--- begin Stored records ---

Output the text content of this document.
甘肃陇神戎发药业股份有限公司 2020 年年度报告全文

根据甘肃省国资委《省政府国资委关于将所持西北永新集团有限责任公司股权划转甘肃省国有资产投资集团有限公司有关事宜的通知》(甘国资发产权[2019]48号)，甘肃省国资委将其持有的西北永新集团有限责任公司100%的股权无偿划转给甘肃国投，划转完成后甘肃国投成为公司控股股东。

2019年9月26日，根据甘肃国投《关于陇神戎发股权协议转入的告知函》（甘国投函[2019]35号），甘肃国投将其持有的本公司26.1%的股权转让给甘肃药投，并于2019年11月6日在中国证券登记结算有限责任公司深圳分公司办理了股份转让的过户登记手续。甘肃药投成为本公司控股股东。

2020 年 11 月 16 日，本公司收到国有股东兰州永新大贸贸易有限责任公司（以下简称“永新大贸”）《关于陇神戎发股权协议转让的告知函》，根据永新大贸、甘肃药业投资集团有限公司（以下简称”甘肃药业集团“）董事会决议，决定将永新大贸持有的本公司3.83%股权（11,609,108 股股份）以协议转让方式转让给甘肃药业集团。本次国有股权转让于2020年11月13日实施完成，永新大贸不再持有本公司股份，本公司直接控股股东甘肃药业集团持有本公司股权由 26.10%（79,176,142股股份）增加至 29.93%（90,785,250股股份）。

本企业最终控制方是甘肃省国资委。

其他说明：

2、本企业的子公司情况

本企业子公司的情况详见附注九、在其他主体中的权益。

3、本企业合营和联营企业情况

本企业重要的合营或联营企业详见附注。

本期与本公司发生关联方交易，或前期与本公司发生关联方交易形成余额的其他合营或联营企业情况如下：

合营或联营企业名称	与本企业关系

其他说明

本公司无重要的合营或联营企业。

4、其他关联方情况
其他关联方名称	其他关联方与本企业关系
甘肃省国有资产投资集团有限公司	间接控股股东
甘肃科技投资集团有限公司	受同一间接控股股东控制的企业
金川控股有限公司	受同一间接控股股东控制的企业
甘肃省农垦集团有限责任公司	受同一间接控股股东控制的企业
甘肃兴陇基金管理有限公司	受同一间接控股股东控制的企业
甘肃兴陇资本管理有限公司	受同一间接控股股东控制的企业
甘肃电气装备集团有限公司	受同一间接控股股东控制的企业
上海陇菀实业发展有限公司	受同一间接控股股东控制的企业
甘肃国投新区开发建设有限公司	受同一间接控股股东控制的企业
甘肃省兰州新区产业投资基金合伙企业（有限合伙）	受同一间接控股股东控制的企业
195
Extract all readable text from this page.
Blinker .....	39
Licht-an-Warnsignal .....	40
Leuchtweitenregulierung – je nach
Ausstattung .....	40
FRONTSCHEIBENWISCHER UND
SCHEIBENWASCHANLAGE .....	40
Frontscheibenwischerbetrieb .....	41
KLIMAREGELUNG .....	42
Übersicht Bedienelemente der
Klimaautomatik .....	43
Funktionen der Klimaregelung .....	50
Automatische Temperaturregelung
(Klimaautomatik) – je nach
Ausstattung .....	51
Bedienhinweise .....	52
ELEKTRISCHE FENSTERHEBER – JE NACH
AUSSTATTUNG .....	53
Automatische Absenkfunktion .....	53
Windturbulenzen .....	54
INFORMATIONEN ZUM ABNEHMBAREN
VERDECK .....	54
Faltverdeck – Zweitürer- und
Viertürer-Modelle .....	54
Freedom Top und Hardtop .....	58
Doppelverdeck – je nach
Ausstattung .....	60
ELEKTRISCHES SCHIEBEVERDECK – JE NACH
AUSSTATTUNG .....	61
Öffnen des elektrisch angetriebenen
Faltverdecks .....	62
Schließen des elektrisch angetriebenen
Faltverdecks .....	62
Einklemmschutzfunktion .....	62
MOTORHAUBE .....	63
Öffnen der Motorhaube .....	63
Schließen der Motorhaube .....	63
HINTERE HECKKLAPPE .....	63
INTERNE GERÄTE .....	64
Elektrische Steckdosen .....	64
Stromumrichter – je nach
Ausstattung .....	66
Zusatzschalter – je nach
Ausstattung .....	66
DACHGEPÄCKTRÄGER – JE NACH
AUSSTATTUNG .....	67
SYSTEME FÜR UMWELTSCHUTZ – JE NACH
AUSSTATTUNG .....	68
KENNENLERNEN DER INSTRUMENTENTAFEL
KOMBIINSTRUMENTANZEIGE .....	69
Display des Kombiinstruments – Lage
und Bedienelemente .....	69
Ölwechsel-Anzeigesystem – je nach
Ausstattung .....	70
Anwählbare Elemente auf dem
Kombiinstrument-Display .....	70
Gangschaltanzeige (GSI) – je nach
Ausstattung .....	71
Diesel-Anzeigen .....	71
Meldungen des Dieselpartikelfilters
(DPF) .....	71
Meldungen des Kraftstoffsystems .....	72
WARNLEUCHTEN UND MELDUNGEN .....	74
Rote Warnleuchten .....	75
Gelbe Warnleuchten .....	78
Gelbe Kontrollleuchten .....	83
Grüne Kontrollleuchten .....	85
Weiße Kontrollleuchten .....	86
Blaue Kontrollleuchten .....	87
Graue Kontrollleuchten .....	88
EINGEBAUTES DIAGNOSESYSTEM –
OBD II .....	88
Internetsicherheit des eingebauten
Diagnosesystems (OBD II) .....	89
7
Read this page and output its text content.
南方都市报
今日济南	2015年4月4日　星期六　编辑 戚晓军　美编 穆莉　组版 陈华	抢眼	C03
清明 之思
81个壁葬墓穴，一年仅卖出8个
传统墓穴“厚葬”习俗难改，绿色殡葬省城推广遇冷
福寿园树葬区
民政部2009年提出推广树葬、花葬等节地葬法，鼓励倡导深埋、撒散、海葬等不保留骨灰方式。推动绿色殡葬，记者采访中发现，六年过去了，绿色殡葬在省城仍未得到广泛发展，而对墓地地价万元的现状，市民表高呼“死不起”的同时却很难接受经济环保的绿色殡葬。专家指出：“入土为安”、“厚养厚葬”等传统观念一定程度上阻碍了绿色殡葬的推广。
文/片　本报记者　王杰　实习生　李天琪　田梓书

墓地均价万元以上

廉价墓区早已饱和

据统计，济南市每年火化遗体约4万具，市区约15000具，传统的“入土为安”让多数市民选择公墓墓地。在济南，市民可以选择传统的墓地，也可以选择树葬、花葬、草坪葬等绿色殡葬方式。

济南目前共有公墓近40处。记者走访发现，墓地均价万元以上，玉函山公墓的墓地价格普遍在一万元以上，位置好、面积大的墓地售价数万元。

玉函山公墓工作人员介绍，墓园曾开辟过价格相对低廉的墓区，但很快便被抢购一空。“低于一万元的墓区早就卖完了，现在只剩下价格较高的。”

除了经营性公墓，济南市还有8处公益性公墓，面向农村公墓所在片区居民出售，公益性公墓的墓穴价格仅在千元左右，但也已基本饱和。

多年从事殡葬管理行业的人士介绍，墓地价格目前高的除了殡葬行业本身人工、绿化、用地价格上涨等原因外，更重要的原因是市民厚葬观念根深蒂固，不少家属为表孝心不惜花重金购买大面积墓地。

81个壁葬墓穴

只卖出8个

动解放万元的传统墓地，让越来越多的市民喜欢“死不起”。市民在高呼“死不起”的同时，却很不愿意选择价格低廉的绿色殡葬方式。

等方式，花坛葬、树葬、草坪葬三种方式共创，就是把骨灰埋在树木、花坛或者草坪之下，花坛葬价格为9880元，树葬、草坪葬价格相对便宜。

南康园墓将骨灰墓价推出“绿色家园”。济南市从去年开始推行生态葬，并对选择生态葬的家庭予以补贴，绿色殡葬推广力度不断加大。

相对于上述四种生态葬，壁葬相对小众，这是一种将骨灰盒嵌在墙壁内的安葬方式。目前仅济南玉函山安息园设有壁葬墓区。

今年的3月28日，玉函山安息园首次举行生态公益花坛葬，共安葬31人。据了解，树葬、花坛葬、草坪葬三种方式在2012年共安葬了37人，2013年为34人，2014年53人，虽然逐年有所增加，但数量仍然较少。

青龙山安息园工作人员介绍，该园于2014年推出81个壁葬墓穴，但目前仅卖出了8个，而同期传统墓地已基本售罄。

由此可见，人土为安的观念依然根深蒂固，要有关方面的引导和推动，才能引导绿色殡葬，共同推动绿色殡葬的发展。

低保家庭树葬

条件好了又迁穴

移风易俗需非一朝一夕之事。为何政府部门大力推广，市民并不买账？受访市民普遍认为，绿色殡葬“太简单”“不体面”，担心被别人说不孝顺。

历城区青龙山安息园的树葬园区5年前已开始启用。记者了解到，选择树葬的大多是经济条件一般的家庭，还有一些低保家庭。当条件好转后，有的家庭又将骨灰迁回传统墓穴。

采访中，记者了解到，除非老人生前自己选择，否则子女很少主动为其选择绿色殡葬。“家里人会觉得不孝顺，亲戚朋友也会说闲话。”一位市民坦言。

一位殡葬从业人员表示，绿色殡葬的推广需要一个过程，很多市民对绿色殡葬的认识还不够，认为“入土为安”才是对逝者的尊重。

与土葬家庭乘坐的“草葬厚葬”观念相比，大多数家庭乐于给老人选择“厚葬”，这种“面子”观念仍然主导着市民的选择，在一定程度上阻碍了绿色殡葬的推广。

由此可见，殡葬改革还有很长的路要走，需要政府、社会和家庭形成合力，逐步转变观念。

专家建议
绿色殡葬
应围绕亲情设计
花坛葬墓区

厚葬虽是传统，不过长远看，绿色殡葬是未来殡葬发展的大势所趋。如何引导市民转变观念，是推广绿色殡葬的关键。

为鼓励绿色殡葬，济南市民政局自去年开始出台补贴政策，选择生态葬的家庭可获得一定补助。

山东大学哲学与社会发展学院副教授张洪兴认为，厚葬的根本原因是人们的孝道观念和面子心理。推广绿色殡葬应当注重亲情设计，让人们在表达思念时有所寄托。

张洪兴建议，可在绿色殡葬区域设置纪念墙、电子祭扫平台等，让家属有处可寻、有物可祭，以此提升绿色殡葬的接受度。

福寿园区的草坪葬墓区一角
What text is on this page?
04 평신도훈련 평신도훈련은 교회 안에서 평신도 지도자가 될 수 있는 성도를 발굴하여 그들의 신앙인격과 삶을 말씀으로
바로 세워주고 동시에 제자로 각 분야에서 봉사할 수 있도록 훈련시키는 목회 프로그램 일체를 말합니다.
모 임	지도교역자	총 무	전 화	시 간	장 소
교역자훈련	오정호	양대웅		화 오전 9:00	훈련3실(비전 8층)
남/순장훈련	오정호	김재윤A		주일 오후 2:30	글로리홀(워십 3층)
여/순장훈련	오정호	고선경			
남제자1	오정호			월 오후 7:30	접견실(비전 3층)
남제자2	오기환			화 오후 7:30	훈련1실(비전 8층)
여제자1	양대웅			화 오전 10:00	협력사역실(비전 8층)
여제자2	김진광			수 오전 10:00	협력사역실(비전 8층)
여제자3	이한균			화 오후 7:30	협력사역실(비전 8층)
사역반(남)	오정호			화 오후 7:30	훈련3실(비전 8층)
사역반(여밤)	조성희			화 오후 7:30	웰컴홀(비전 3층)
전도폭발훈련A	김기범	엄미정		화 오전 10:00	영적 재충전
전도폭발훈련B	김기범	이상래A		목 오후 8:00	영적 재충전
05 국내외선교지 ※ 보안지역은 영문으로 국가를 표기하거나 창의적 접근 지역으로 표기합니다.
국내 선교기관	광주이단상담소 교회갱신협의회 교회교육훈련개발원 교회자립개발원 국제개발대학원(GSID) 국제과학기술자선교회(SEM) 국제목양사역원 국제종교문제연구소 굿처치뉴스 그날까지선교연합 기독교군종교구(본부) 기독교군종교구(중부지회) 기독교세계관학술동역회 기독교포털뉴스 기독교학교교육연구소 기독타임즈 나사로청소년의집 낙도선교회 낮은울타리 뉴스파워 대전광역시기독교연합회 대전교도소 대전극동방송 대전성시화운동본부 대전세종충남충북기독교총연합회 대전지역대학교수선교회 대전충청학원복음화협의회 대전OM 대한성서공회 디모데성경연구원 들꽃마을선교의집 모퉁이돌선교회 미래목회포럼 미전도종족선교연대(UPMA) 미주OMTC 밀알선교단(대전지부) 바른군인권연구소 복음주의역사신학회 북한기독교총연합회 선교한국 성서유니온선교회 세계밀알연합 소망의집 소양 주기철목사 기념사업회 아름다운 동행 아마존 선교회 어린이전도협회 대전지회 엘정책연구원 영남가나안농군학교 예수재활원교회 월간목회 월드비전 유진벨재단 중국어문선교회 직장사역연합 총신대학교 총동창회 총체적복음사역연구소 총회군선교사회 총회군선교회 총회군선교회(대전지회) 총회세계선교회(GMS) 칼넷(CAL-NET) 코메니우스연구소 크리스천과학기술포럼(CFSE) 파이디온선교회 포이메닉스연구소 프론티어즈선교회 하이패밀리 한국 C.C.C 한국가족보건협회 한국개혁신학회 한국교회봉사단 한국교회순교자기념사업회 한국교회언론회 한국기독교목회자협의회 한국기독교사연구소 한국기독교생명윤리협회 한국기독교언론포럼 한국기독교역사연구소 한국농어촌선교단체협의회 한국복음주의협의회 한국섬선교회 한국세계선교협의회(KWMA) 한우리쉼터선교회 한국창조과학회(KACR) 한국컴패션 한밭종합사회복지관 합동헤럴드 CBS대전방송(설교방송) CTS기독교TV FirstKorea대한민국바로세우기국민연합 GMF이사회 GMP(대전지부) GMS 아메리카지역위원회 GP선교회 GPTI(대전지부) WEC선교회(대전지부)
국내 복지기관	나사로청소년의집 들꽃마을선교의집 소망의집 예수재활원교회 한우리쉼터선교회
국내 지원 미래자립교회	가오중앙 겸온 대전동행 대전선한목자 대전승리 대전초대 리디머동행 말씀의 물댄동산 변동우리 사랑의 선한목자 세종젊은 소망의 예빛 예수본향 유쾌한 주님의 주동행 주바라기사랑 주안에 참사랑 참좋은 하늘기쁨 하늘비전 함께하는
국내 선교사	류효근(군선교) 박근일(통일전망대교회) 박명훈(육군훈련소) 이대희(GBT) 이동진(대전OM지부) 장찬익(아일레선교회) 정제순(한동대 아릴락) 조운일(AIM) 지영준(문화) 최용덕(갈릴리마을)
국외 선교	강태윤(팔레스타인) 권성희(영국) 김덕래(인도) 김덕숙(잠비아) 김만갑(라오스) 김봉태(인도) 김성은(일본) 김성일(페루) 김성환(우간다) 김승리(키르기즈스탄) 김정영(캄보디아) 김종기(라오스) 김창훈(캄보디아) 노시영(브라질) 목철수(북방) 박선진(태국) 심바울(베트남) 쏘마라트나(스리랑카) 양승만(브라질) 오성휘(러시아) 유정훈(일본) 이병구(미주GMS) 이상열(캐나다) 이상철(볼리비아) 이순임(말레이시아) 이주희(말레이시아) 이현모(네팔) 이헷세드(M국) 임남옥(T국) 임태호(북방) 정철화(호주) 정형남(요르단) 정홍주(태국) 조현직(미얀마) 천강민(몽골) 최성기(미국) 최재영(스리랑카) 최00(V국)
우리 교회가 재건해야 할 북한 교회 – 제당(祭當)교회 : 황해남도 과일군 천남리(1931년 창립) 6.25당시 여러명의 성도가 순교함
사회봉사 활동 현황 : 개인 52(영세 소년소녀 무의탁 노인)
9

--- end Stored records ---

What is asked: Search the lines above for the string "Schließen", then show every one that has it.

Result for this task:
Schließen des elektrisch angetriebenen
Schließen der Motorhaube .....	63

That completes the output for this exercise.